■ **Exercise requirements**
Write out each record again exactly as it stands.

■ **Exercise inputs**
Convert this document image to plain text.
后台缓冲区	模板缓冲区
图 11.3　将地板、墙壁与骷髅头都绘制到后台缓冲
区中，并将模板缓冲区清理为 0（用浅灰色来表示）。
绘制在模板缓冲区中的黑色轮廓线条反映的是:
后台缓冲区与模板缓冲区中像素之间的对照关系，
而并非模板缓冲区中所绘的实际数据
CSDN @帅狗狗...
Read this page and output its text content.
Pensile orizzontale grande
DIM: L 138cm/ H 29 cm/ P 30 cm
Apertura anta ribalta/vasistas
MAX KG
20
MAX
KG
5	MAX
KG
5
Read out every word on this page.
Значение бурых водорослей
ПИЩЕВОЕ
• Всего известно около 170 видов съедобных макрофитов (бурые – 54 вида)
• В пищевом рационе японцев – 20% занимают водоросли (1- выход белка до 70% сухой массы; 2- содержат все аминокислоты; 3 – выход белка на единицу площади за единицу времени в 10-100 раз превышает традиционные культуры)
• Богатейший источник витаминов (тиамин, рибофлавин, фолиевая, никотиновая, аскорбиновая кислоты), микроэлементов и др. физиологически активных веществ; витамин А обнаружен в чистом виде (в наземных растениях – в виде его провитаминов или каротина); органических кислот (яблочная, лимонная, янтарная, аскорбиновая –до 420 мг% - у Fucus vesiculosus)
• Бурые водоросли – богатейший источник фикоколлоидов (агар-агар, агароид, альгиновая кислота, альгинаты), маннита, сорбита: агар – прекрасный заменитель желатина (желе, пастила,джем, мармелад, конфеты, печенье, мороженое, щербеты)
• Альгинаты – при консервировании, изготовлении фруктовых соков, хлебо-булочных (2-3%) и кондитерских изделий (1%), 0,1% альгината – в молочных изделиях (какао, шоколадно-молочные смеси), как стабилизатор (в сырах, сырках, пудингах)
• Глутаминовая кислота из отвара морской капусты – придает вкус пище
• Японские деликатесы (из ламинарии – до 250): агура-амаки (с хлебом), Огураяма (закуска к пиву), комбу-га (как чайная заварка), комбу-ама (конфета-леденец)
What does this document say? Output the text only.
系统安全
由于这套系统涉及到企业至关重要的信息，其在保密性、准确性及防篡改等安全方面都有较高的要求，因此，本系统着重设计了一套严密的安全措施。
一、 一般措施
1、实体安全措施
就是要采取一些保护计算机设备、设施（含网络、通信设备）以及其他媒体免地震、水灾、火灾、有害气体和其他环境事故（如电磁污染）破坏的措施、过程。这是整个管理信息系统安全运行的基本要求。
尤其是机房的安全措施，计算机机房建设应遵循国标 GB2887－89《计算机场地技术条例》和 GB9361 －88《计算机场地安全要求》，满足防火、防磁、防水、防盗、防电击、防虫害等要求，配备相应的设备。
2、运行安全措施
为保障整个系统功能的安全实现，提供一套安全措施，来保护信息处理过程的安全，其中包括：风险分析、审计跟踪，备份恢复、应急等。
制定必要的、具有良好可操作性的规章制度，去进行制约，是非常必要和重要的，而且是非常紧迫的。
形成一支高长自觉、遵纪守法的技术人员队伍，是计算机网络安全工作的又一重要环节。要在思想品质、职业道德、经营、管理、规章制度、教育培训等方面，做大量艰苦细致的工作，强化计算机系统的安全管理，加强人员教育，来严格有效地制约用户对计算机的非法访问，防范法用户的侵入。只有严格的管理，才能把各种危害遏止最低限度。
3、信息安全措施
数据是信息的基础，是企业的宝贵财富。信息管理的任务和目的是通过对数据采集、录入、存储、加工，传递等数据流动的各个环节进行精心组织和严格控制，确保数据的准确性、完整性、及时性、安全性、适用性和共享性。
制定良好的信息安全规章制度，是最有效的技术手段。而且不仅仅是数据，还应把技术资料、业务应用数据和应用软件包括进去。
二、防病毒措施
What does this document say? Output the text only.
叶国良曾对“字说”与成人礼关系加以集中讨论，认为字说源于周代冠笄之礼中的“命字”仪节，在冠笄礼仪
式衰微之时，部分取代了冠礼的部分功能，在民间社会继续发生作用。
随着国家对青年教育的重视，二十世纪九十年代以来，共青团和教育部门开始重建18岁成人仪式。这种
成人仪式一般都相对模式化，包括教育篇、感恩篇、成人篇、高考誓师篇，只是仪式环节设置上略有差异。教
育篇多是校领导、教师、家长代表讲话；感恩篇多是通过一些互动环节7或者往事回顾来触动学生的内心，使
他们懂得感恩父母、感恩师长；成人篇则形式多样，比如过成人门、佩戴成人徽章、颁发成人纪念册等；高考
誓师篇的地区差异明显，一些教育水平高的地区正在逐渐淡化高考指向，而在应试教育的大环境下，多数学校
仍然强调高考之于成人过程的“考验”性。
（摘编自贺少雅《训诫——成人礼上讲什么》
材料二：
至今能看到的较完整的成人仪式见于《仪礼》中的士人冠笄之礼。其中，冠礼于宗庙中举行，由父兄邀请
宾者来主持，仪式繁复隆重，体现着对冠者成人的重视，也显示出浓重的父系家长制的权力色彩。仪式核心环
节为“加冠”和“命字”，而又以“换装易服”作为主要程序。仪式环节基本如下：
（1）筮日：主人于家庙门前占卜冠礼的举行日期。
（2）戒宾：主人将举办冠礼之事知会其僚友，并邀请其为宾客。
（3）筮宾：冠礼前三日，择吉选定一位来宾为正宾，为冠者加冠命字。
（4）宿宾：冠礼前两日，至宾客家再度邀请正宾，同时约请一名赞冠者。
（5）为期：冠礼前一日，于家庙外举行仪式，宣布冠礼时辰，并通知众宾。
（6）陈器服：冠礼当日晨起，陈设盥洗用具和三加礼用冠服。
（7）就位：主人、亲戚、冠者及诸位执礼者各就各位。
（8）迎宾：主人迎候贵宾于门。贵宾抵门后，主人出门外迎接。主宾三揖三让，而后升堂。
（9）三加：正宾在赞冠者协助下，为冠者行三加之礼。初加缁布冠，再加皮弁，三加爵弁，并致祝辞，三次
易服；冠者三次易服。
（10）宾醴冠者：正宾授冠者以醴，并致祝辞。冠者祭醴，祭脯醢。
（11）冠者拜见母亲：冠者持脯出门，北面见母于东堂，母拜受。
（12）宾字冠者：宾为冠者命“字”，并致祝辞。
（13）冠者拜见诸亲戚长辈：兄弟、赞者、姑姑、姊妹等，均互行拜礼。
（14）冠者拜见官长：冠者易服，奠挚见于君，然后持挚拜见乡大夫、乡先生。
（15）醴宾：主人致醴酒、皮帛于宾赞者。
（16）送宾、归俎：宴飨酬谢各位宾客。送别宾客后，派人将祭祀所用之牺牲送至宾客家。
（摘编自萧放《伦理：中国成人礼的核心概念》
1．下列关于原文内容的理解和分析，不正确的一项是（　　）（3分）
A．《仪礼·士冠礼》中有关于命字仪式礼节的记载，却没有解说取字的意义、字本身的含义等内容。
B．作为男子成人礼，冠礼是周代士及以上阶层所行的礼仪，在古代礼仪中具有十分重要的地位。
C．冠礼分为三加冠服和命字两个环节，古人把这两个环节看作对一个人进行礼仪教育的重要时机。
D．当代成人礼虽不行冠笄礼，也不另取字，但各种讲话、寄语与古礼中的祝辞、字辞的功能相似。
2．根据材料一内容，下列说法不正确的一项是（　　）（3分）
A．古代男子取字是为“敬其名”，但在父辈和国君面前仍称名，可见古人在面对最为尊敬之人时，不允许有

■ **Output for this exercise**
Convert this document image to plain text.
后台缓冲区	模板缓冲区
图 11.3　将地板、墙壁与骷髅头都绘制到后台缓冲
区中，并将模板缓冲区清理为 0（用浅灰色来表示）。
绘制在模板缓冲区中的黑色轮廓线条反映的是:
后台缓冲区与模板缓冲区中像素之间的对照关系，
而并非模板缓冲区中所绘的实际数据
CSDN @帅狗狗...
Read this page and output its text content.
Pensile orizzontale grande
DIM: L 138cm/ H 29 cm/ P 30 cm
Apertura anta ribalta/vasistas
MAX KG
20
MAX
KG
5	MAX
KG
5
Read out every word on this page.
Значение бурых водорослей
ПИЩЕВОЕ
• Всего известно около 170 видов съедобных макрофитов (бурые – 54 вида)
• В пищевом рационе японцев – 20% занимают водоросли (1- выход белка до 70% сухой массы; 2- содержат все аминокислоты; 3 – выход белка на единицу площади за единицу времени в 10-100 раз превышает традиционные культуры)
• Богатейший источник витаминов (тиамин, рибофлавин, фолиевая, никотиновая, аскорбиновая кислоты), микроэлементов и др. физиологически активных веществ; витамин А обнаружен в чистом виде (в наземных растениях – в виде его провитаминов или каротина); органических кислот (яблочная, лимонная, янтарная, аскорбиновая –до 420 мг% - у Fucus vesiculosus)
• Бурые водоросли – богатейший источник фикоколлоидов (агар-агар, агароид, альгиновая кислота, альгинаты), маннита, сорбита: агар – прекрасный заменитель желатина (желе, пастила,джем, мармелад, конфеты, печенье, мороженое, щербеты)
• Альгинаты – при консервировании, изготовлении фруктовых соков, хлебо-булочных (2-3%) и кондитерских изделий (1%), 0,1% альгината – в молочных изделиях (какао, шоколадно-молочные смеси), как стабилизатор (в сырах, сырках, пудингах)
• Глутаминовая кислота из отвара морской капусты – придает вкус пище
• Японские деликатесы (из ламинарии – до 250): агура-амаки (с хлебом), Огураяма (закуска к пиву), комбу-га (как чайная заварка), комбу-ама (конфета-леденец)
What does this document say? Output the text only.
系统安全
由于这套系统涉及到企业至关重要的信息，其在保密性、准确性及防篡改等安全方面都有较高的要求，因此，本系统着重设计了一套严密的安全措施。
一、 一般措施
1、实体安全措施
就是要采取一些保护计算机设备、设施（含网络、通信设备）以及其他媒体免地震、水灾、火灾、有害气体和其他环境事故（如电磁污染）破坏的措施、过程。这是整个管理信息系统安全运行的基本要求。
尤其是机房的安全措施，计算机机房建设应遵循国标 GB2887－89《计算机场地技术条例》和 GB9361 －88《计算机场地安全要求》，满足防火、防磁、防水、防盗、防电击、防虫害等要求，配备相应的设备。
2、运行安全措施
为保障整个系统功能的安全实现，提供一套安全措施，来保护信息处理过程的安全，其中包括：风险分析、审计跟踪，备份恢复、应急等。
制定必要的、具有良好可操作性的规章制度，去进行制约，是非常必要和重要的，而且是非常紧迫的。
形成一支高长自觉、遵纪守法的技术人员队伍，是计算机网络安全工作的又一重要环节。要在思想品质、职业道德、经营、管理、规章制度、教育培训等方面，做大量艰苦细致的工作，强化计算机系统的安全管理，加强人员教育，来严格有效地制约用户对计算机的非法访问，防范法用户的侵入。只有严格的管理，才能把各种危害遏止最低限度。
3、信息安全措施
数据是信息的基础，是企业的宝贵财富。信息管理的任务和目的是通过对数据采集、录入、存储、加工，传递等数据流动的各个环节进行精心组织和严格控制，确保数据的准确性、完整性、及时性、安全性、适用性和共享性。
制定良好的信息安全规章制度，是最有效的技术手段。而且不仅仅是数据，还应把技术资料、业务应用数据和应用软件包括进去。
二、防病毒措施
What does this document say? Output the text only.
叶国良曾对“字说”与成人礼关系加以集中讨论，认为字说源于周代冠笄之礼中的“命字”仪节，在冠笄礼仪
式衰微之时，部分取代了冠礼的部分功能，在民间社会继续发生作用。
随着国家对青年教育的重视，二十世纪九十年代以来，共青团和教育部门开始重建18岁成人仪式。这种
成人仪式一般都相对模式化，包括教育篇、感恩篇、成人篇、高考誓师篇，只是仪式环节设置上略有差异。教
育篇多是校领导、教师、家长代表讲话；感恩篇多是通过一些互动环节7或者往事回顾来触动学生的内心，使
他们懂得感恩父母、感恩师长；成人篇则形式多样，比如过成人门、佩戴成人徽章、颁发成人纪念册等；高考
誓师篇的地区差异明显，一些教育水平高的地区正在逐渐淡化高考指向，而在应试教育的大环境下，多数学校
仍然强调高考之于成人过程的“考验”性。
（摘编自贺少雅《训诫——成人礼上讲什么》
材料二：
至今能看到的较完整的成人仪式见于《仪礼》中的士人冠笄之礼。其中，冠礼于宗庙中举行，由父兄邀请
宾者来主持，仪式繁复隆重，体现着对冠者成人的重视，也显示出浓重的父系家长制的权力色彩。仪式核心环
节为“加冠”和“命字”，而又以“换装易服”作为主要程序。仪式环节基本如下：
（1）筮日：主人于家庙门前占卜冠礼的举行日期。
（2）戒宾：主人将举办冠礼之事知会其僚友，并邀请其为宾客。
（3）筮宾：冠礼前三日，择吉选定一位来宾为正宾，为冠者加冠命字。
（4）宿宾：冠礼前两日，至宾客家再度邀请正宾，同时约请一名赞冠者。
（5）为期：冠礼前一日，于家庙外举行仪式，宣布冠礼时辰，并通知众宾。
（6）陈器服：冠礼当日晨起，陈设盥洗用具和三加礼用冠服。
（7）就位：主人、亲戚、冠者及诸位执礼者各就各位。
（8）迎宾：主人迎候贵宾于门。贵宾抵门后，主人出门外迎接。主宾三揖三让，而后升堂。
（9）三加：正宾在赞冠者协助下，为冠者行三加之礼。初加缁布冠，再加皮弁，三加爵弁，并致祝辞，三次
易服；冠者三次易服。
（10）宾醴冠者：正宾授冠者以醴，并致祝辞。冠者祭醴，祭脯醢。
（11）冠者拜见母亲：冠者持脯出门，北面见母于东堂，母拜受。
（12）宾字冠者：宾为冠者命“字”，并致祝辞。
（13）冠者拜见诸亲戚长辈：兄弟、赞者、姑姑、姊妹等，均互行拜礼。
（14）冠者拜见官长：冠者易服，奠挚见于君，然后持挚拜见乡大夫、乡先生。
（15）醴宾：主人致醴酒、皮帛于宾赞者。
（16）送宾、归俎：宴飨酬谢各位宾客。送别宾客后，派人将祭祀所用之牺牲送至宾客家。
（摘编自萧放《伦理：中国成人礼的核心概念》
1．下列关于原文内容的理解和分析，不正确的一项是（　　）（3分）
A．《仪礼·士冠礼》中有关于命字仪式礼节的记载，却没有解说取字的意义、字本身的含义等内容。
B．作为男子成人礼，冠礼是周代士及以上阶层所行的礼仪，在古代礼仪中具有十分重要的地位。
C．冠礼分为三加冠服和命字两个环节，古人把这两个环节看作对一个人进行礼仪教育的重要时机。
D．当代成人礼虽不行冠笄礼，也不另取字，但各种讲话、寄语与古礼中的祝辞、字辞的功能相似。
2．根据材料一内容，下列说法不正确的一项是（　　）（3分）
A．古代男子取字是为“敬其名”，但在父辈和国君面前仍称名，可见古人在面对最为尊敬之人时，不允许有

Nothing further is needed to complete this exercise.